Data records
>>

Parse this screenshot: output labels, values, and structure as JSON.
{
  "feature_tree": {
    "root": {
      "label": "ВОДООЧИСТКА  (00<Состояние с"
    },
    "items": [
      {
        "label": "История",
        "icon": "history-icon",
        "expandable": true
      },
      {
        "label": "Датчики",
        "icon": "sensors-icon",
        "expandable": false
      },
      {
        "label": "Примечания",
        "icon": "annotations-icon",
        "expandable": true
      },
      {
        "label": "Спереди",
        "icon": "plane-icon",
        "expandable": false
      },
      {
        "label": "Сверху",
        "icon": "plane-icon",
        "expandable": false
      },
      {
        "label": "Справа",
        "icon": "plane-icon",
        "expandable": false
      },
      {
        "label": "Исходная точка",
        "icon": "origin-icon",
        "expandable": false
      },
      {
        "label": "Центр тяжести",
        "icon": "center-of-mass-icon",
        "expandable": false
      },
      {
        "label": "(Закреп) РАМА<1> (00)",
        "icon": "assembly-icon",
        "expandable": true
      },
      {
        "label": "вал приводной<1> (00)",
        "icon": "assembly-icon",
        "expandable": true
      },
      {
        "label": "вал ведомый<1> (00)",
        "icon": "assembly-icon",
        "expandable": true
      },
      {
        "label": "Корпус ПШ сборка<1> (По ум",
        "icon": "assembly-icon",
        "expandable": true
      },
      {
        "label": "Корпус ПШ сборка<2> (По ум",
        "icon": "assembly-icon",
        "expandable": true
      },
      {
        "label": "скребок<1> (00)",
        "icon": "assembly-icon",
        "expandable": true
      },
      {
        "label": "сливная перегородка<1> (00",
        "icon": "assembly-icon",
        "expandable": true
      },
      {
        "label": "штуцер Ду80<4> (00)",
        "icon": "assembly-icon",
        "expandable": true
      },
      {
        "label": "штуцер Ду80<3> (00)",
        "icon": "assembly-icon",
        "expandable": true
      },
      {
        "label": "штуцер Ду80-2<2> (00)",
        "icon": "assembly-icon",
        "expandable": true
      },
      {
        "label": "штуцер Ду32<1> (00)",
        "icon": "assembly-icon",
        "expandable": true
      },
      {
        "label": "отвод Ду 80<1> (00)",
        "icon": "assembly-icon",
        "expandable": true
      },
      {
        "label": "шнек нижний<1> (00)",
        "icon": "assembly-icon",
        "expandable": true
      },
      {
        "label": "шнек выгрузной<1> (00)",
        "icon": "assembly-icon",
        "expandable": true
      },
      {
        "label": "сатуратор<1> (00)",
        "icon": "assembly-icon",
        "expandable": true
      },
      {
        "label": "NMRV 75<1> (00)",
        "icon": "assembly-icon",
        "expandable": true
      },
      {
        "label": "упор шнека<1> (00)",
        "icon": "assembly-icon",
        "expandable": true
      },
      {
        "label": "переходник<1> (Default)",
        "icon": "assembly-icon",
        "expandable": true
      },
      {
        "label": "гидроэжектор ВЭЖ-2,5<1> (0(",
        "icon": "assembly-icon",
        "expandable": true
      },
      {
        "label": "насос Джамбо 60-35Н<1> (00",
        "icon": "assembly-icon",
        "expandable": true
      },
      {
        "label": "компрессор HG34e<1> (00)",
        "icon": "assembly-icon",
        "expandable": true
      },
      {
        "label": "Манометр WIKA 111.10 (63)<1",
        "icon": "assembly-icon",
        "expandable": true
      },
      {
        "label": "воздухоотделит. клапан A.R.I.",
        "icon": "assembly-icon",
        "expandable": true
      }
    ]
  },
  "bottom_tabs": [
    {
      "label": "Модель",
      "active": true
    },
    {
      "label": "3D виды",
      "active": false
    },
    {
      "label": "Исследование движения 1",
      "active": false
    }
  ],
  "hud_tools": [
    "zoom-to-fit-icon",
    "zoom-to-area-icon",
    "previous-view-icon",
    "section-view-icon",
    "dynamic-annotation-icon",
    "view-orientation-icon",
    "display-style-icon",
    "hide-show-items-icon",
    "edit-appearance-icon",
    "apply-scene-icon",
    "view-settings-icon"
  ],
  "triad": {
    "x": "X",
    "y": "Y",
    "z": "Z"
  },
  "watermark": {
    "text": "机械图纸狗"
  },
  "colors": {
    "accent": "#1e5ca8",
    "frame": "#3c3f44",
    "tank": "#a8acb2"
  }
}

<<

WHAT IS ASKED: Reproduce each entry exactly, leaving out nothing.

WRITTEN RESPONSE:
Parse this screenshot: output labels, values, and structure as JSON.
{
  "feature_tree": {
    "root": {
      "label": "ВОДООЧИСТКА  (00<Состояние с"
    },
    "items": [
      {
        "label": "История",
        "icon": "history-icon",
        "expandable": true
      },
      {
        "label": "Датчики",
        "icon": "sensors-icon",
        "expandable": false
      },
      {
        "label": "Примечания",
        "icon": "annotations-icon",
        "expandable": true
      },
      {
        "label": "Спереди",
        "icon": "plane-icon",
        "expandable": false
      },
      {
        "label": "Сверху",
        "icon": "plane-icon",
        "expandable": false
      },
      {
        "label": "Справа",
        "icon": "plane-icon",
        "expandable": false
      },
      {
        "label": "Исходная точка",
        "icon": "origin-icon",
        "expandable": false
      },
      {
        "label": "Центр тяжести",
        "icon": "center-of-mass-icon",
        "expandable": false
      },
      {
        "label": "(Закреп) РАМА<1> (00)",
        "icon": "assembly-icon",
        "expandable": true
      },
      {
        "label": "вал приводной<1> (00)",
        "icon": "assembly-icon",
        "expandable": true
      },
      {
        "label": "вал ведомый<1> (00)",
        "icon": "assembly-icon",
        "expandable": true
      },
      {
        "label": "Корпус ПШ сборка<1> (По ум",
        "icon": "assembly-icon",
        "expandable": true
      },
      {
        "label": "Корпус ПШ сборка<2> (По ум",
        "icon": "assembly-icon",
        "expandable": true
      },
      {
        "label": "скребок<1> (00)",
        "icon": "assembly-icon",
        "expandable": true
      },
      {
        "label": "сливная перегородка<1> (00",
        "icon": "assembly-icon",
        "expandable": true
      },
      {
        "label": "штуцер Ду80<4> (00)",
        "icon": "assembly-icon",
        "expandable": true
      },
      {
        "label": "штуцер Ду80<3> (00)",
        "icon": "assembly-icon",
        "expandable": true
      },
      {
        "label": "штуцер Ду80-2<2> (00)",
        "icon": "assembly-icon",
        "expandable": true
      },
      {
        "label": "штуцер Ду32<1> (00)",
        "icon": "assembly-icon",
        "expandable": true
      },
      {
        "label": "отвод Ду 80<1> (00)",
        "icon": "assembly-icon",
        "expandable": true
      },
      {
        "label": "шнек нижний<1> (00)",
        "icon": "assembly-icon",
        "expandable": true
      },
      {
        "label": "шнек выгрузной<1> (00)",
        "icon": "assembly-icon",
        "expandable": true
      },
      {
        "label": "сатуратор<1> (00)",
        "icon": "assembly-icon",
        "expandable": true
      },
      {
        "label": "NMRV 75<1> (00)",
        "icon": "assembly-icon",
        "expandable": true
      },
      {
        "label": "упор шнека<1> (00)",
        "icon": "assembly-icon",
        "expandable": true
      },
      {
        "label": "переходник<1> (Default)",
        "icon": "assembly-icon",
        "expandable": true
      },
      {
        "label": "гидроэжектор ВЭЖ-2,5<1> (0(",
        "icon": "assembly-icon",
        "expandable": true
      },
      {
        "label": "насос Джамбо 60-35Н<1> (00",
        "icon": "assembly-icon",
        "expandable": true
      },
      {
        "label": "компрессор HG34e<1> (00)",
        "icon": "assembly-icon",
        "expandable": true
      },
      {
        "label": "Манометр WIKA 111.10 (63)<1",
        "icon": "assembly-icon",
        "expandable": true
      },
      {
        "label": "воздухоотделит. клапан A.R.I.",
        "icon": "assembly-icon",
        "expandable": true
      }
    ]
  },
  "bottom_tabs": [
    {
      "label": "Модель",
      "active": true
    },
    {
      "label": "3D виды",
      "active": false
    },
    {
      "label": "Исследование движения 1",
      "active": false
    }
  ],
  "hud_tools": [
    "zoom-to-fit-icon",
    "zoom-to-area-icon",
    "previous-view-icon",
    "section-view-icon",
    "dynamic-annotation-icon",
    "view-orientation-icon",
    "display-style-icon",
    "hide-show-items-icon",
    "edit-appearance-icon",
    "apply-scene-icon",
    "view-settings-icon"
  ],
  "triad": {
    "x": "X",
    "y": "Y",
    "z": "Z"
  },
  "watermark": {
    "text": "机械图纸狗"
  },
  "colors": {
    "accent": "#1e5ca8",
    "frame": "#3c3f44",
    "tank": "#a8acb2"
  }
}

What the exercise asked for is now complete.